- **GIVEN EXERCISE**
In the records below, pick out all lines containing the word "name".

- **RECORD EXTRACTS**
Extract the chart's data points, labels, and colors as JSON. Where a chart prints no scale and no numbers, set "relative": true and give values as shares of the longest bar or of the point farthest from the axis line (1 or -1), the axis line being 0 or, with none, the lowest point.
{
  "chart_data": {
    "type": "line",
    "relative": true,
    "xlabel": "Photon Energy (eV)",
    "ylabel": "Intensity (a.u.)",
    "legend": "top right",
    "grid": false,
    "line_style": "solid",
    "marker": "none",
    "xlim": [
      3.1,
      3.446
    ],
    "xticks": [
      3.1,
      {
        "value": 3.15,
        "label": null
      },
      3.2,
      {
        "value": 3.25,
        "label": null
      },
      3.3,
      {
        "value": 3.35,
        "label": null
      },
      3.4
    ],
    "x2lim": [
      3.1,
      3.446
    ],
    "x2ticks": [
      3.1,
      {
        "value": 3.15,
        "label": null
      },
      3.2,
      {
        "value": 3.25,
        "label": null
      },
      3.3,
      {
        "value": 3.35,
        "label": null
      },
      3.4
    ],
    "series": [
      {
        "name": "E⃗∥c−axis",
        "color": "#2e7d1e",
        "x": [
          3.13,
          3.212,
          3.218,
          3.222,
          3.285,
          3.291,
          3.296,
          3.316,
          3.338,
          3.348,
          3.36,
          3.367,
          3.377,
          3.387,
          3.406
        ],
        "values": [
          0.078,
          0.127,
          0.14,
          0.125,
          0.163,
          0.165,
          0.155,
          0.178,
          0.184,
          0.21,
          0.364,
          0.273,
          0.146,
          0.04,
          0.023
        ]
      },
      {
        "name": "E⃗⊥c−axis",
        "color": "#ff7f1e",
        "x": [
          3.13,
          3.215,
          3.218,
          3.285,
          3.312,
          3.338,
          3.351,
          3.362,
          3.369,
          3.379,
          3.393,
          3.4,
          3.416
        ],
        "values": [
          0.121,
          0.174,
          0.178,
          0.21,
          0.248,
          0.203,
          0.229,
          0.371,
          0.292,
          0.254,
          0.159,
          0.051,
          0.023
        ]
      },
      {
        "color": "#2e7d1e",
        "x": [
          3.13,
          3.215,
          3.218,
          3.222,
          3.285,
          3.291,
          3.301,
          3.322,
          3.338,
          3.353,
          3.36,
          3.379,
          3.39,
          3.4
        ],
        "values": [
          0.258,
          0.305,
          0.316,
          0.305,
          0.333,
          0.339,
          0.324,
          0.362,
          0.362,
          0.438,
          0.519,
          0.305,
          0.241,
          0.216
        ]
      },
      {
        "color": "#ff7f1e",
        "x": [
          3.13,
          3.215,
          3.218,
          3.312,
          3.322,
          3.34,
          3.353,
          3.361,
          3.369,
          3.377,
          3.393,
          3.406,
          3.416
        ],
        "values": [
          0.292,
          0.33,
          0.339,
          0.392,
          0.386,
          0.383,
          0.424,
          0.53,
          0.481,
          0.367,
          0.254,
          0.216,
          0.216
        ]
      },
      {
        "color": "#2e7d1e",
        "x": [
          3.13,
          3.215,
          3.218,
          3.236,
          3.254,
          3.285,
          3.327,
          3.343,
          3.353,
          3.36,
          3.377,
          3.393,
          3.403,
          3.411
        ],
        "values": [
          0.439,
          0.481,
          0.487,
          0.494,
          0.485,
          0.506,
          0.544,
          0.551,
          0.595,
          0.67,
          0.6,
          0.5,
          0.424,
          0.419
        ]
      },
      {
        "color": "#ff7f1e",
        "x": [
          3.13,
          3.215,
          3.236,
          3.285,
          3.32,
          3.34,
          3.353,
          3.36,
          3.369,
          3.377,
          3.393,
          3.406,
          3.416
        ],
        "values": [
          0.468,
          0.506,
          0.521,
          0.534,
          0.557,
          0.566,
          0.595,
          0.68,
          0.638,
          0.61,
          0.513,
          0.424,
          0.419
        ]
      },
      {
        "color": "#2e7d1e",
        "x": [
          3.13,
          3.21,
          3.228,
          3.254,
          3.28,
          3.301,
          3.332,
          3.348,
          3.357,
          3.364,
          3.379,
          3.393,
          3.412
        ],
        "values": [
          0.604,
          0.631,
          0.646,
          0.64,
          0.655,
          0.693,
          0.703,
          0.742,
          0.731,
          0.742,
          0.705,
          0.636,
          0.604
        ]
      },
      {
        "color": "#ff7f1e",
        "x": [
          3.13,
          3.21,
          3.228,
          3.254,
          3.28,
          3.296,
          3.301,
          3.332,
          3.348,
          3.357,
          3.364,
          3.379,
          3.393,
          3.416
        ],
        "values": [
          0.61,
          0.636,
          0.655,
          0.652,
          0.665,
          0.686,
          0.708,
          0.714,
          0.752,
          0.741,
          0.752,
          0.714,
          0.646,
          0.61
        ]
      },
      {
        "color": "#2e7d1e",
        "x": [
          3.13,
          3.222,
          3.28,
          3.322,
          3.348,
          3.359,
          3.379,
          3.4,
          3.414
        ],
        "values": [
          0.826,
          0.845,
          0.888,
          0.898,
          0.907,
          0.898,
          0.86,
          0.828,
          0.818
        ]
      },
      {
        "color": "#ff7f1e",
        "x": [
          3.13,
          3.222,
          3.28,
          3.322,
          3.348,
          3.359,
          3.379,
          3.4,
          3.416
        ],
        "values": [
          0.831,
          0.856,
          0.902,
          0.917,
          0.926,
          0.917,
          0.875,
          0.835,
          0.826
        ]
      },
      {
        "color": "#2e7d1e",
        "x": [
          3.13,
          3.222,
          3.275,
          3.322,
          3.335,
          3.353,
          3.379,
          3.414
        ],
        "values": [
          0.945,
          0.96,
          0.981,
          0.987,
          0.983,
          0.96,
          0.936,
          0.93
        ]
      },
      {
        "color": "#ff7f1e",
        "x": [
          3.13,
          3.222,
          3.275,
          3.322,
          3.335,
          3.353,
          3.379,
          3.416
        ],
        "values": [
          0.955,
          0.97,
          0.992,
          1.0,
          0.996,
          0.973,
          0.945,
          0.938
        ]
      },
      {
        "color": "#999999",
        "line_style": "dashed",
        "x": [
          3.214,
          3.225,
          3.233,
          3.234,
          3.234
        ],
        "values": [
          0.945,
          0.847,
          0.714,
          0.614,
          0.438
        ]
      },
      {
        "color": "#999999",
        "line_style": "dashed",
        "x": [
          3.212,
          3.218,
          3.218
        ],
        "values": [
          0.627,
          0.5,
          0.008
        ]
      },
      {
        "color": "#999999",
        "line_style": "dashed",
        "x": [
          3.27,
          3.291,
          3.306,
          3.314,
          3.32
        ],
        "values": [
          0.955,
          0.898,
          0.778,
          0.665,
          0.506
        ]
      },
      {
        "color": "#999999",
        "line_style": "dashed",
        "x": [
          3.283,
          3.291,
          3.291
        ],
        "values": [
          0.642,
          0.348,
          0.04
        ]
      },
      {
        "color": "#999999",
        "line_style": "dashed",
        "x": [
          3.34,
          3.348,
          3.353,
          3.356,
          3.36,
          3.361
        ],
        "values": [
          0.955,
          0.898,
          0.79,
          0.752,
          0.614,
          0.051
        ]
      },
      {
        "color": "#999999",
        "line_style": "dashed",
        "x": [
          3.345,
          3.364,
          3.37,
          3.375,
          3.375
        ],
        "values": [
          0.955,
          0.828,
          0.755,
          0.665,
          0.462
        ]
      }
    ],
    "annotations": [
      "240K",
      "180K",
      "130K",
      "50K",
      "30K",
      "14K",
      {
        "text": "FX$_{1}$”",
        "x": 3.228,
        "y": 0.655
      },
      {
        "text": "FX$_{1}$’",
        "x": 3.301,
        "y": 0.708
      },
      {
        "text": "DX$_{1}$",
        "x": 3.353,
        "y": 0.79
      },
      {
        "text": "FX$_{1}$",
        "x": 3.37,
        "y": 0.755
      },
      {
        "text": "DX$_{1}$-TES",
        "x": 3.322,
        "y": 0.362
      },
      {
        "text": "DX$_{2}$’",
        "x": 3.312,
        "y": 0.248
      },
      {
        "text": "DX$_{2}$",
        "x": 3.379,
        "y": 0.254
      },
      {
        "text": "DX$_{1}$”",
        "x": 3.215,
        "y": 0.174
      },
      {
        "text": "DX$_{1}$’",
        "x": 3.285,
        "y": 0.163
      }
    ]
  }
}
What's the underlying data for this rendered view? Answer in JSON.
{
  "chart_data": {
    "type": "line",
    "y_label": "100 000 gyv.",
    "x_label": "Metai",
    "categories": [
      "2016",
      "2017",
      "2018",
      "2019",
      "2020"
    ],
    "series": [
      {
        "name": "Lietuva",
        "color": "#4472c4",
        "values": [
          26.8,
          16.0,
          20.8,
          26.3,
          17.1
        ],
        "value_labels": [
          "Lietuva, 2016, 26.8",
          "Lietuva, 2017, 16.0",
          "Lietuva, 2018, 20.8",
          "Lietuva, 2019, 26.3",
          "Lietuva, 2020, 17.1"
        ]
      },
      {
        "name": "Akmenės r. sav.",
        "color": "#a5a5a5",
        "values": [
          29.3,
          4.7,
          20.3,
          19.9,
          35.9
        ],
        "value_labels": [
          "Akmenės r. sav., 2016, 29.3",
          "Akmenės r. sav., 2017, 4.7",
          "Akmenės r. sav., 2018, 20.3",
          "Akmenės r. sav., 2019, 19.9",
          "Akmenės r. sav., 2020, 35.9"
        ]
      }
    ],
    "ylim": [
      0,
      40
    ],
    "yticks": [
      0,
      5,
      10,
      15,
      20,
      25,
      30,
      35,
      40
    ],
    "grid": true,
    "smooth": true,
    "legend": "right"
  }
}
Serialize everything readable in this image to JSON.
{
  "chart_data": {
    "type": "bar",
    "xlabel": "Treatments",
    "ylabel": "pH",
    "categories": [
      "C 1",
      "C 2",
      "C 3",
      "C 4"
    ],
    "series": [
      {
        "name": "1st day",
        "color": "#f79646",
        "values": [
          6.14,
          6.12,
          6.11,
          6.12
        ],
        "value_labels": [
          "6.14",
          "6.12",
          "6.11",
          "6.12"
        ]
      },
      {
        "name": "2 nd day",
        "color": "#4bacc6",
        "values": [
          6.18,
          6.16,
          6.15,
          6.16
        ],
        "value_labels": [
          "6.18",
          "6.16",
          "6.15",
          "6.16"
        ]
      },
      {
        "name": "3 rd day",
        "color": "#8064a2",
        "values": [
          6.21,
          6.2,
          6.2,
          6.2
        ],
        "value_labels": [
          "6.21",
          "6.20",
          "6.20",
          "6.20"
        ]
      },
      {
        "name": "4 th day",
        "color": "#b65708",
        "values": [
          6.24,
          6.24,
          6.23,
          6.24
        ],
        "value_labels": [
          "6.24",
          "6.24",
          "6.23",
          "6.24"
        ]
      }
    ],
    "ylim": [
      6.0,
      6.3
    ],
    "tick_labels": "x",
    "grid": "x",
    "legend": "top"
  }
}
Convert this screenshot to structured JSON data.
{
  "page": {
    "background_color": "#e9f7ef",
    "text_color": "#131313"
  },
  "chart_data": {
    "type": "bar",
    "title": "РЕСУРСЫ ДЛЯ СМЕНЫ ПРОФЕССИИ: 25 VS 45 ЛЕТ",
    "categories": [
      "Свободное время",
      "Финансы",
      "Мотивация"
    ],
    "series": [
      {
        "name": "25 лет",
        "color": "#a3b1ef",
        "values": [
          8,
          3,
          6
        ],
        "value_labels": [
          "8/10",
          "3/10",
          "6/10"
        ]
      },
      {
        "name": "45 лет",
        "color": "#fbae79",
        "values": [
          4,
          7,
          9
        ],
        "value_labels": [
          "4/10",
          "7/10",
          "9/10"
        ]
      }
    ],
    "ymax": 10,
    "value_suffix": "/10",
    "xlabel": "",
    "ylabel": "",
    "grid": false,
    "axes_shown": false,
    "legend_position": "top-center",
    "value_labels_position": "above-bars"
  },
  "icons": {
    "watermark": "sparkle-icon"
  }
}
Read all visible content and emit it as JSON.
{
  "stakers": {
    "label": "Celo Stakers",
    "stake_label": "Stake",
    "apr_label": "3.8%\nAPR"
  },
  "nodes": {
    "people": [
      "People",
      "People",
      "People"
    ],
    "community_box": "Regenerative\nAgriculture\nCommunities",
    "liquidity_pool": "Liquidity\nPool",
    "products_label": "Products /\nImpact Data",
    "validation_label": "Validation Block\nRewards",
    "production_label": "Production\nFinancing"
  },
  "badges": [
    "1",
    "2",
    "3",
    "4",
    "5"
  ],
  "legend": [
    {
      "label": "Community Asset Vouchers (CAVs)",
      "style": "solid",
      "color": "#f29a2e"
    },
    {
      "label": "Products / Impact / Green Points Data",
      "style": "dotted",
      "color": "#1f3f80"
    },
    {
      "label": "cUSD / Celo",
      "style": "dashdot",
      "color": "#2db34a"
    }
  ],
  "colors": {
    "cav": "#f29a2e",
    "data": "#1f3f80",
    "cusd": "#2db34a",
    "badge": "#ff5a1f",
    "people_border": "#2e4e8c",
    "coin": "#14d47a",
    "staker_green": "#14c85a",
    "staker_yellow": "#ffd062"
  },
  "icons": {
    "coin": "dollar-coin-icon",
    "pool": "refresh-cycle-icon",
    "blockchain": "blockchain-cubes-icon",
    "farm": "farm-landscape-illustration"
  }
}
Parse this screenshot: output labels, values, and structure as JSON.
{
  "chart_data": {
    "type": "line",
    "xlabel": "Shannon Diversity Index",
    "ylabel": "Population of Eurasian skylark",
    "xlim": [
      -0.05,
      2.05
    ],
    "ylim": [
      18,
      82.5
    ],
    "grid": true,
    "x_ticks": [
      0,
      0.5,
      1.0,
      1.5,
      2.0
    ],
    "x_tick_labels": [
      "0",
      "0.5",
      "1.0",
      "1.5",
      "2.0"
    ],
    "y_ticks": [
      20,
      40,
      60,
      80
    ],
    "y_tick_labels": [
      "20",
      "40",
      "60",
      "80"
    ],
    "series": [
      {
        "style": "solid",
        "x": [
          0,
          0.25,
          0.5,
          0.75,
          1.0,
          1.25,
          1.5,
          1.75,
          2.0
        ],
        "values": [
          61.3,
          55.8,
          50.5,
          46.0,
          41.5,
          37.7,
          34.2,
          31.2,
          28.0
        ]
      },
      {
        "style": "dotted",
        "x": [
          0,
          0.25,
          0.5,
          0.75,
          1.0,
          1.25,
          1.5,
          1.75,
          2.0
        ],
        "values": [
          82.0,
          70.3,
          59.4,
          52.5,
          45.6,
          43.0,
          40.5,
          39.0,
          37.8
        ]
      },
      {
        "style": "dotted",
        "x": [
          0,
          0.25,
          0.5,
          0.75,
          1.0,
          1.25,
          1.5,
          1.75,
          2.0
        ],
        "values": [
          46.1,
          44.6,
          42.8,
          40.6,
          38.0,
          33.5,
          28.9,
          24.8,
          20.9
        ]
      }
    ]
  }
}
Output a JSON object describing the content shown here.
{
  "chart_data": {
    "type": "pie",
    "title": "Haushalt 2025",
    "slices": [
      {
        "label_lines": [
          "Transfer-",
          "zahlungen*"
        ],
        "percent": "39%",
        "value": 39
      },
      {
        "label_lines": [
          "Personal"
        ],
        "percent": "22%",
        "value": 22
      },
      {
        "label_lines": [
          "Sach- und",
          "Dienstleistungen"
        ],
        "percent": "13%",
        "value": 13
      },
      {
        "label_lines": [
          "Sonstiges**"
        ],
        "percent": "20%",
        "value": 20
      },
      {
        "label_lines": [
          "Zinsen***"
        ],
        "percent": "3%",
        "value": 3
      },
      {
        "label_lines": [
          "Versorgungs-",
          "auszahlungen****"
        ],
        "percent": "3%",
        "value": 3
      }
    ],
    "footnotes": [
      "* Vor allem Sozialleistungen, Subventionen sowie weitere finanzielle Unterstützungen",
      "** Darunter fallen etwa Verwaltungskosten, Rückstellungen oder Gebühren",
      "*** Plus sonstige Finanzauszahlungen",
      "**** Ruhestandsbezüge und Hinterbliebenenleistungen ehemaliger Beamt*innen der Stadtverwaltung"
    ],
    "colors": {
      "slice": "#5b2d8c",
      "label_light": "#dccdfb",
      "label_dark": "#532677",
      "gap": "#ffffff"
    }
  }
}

- **ANSWER TO THIS TASK**
        "name": "E⃗∥c−axis",
        "name": "E⃗⊥c−axis",
        "name": "Lietuva",
        "name": "Akmenės r. sav.",
        "name": "1st day",
        "name": "2 nd day",
        "name": "3 rd day",
        "name": "4 th day",
        "name": "25 лет",
        "name": "45 лет",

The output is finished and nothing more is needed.